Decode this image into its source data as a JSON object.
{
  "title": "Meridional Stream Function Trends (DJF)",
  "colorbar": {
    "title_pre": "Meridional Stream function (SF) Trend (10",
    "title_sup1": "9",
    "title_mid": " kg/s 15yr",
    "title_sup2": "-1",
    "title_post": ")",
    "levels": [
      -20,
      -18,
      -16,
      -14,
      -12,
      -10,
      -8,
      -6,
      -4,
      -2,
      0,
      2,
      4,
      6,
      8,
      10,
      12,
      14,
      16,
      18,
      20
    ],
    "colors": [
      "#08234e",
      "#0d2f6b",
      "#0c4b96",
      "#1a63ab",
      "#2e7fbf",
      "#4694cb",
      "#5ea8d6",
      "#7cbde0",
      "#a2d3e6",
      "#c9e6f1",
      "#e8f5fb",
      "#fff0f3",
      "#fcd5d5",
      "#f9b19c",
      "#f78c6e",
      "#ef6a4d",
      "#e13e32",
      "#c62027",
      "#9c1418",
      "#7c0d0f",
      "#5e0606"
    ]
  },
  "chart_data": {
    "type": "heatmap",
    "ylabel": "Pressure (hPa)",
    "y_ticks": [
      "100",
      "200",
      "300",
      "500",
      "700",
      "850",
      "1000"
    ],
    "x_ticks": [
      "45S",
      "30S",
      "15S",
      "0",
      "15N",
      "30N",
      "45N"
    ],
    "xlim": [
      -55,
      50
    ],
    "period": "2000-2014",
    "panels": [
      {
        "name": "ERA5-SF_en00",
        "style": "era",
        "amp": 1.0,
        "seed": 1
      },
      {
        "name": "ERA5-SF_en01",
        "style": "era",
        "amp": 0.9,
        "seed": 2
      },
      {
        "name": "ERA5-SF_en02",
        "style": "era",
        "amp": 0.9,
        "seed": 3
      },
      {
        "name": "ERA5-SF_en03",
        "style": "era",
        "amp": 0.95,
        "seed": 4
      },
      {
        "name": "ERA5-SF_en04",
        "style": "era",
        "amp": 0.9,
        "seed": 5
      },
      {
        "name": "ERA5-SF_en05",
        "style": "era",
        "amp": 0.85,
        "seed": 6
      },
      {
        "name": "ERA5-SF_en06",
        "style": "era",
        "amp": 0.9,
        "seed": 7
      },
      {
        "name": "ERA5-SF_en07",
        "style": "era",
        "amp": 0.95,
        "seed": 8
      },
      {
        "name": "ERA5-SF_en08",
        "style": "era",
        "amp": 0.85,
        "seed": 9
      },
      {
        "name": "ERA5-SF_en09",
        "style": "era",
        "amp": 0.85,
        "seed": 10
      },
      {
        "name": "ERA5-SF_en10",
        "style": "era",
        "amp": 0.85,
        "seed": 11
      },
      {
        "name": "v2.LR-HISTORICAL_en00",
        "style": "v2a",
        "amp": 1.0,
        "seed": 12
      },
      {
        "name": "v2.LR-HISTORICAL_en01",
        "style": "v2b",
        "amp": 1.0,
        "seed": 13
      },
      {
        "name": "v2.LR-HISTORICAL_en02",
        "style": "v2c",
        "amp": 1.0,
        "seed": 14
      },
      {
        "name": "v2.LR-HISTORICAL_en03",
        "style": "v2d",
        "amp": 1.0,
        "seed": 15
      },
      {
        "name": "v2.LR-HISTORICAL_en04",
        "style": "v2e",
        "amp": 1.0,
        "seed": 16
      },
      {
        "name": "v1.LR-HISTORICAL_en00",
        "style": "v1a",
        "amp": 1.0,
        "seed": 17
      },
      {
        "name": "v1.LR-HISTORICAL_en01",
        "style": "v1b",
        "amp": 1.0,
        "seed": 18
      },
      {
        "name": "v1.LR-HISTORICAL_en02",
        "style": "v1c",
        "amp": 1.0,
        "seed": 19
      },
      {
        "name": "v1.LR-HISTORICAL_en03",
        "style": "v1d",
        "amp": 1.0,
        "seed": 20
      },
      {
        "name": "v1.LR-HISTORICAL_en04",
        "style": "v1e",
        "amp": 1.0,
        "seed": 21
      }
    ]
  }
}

★ ★ ★ ★ ★

## What is needed
Transcribe every entry exactly.

## Exercise result
Decode this image into its source data as a JSON object.
{
  "title": "Meridional Stream Function Trends (DJF)",
  "colorbar": {
    "title_pre": "Meridional Stream function (SF) Trend (10",
    "title_sup1": "9",
    "title_mid": " kg/s 15yr",
    "title_sup2": "-1",
    "title_post": ")",
    "levels": [
      -20,
      -18,
      -16,
      -14,
      -12,
      -10,
      -8,
      -6,
      -4,
      -2,
      0,
      2,
      4,
      6,
      8,
      10,
      12,
      14,
      16,
      18,
      20
    ],
    "colors": [
      "#08234e",
      "#0d2f6b",
      "#0c4b96",
      "#1a63ab",
      "#2e7fbf",
      "#4694cb",
      "#5ea8d6",
      "#7cbde0",
      "#a2d3e6",
      "#c9e6f1",
      "#e8f5fb",
      "#fff0f3",
      "#fcd5d5",
      "#f9b19c",
      "#f78c6e",
      "#ef6a4d",
      "#e13e32",
      "#c62027",
      "#9c1418",
      "#7c0d0f",
      "#5e0606"
    ]
  },
  "chart_data": {
    "type": "heatmap",
    "ylabel": "Pressure (hPa)",
    "y_ticks": [
      "100",
      "200",
      "300",
      "500",
      "700",
      "850",
      "1000"
    ],
    "x_ticks": [
      "45S",
      "30S",
      "15S",
      "0",
      "15N",
      "30N",
      "45N"
    ],
    "xlim": [
      -55,
      50
    ],
    "period": "2000-2014",
    "panels": [
      {
        "name": "ERA5-SF_en00",
        "style": "era",
        "amp": 1.0,
        "seed": 1
      },
      {
        "name": "ERA5-SF_en01",
        "style": "era",
        "amp": 0.9,
        "seed": 2
      },
      {
        "name": "ERA5-SF_en02",
        "style": "era",
        "amp": 0.9,
        "seed": 3
      },
      {
        "name": "ERA5-SF_en03",
        "style": "era",
        "amp": 0.95,
        "seed": 4
      },
      {
        "name": "ERA5-SF_en04",
        "style": "era",
        "amp": 0.9,
        "seed": 5
      },
      {
        "name": "ERA5-SF_en05",
        "style": "era",
        "amp": 0.85,
        "seed": 6
      },
      {
        "name": "ERA5-SF_en06",
        "style": "era",
        "amp": 0.9,
        "seed": 7
      },
      {
        "name": "ERA5-SF_en07",
        "style": "era",
        "amp": 0.95,
        "seed": 8
      },
      {
        "name": "ERA5-SF_en08",
        "style": "era",
        "amp": 0.85,
        "seed": 9
      },
      {
        "name": "ERA5-SF_en09",
        "style": "era",
        "amp": 0.85,
        "seed": 10
      },
      {
        "name": "ERA5-SF_en10",
        "style": "era",
        "amp": 0.85,
        "seed": 11
      },
      {
        "name": "v2.LR-HISTORICAL_en00",
        "style": "v2a",
        "amp": 1.0,
        "seed": 12
      },
      {
        "name": "v2.LR-HISTORICAL_en01",
        "style": "v2b",
        "amp": 1.0,
        "seed": 13
      },
      {
        "name": "v2.LR-HISTORICAL_en02",
        "style": "v2c",
        "amp": 1.0,
        "seed": 14
      },
      {
        "name": "v2.LR-HISTORICAL_en03",
        "style": "v2d",
        "amp": 1.0,
        "seed": 15
      },
      {
        "name": "v2.LR-HISTORICAL_en04",
        "style": "v2e",
        "amp": 1.0,
        "seed": 16
      },
      {
        "name": "v1.LR-HISTORICAL_en00",
        "style": "v1a",
        "amp": 1.0,
        "seed": 17
      },
      {
        "name": "v1.LR-HISTORICAL_en01",
        "style": "v1b",
        "amp": 1.0,
        "seed": 18
      },
      {
        "name": "v1.LR-HISTORICAL_en02",
        "style": "v1c",
        "amp": 1.0,
        "seed": 19
      },
      {
        "name": "v1.LR-HISTORICAL_en03",
        "style": "v1d",
        "amp": 1.0,
        "seed": 20
      },
      {
        "name": "v1.LR-HISTORICAL_en04",
        "style": "v1e",
        "amp": 1.0,
        "seed": 21
      }
    ]
  }
}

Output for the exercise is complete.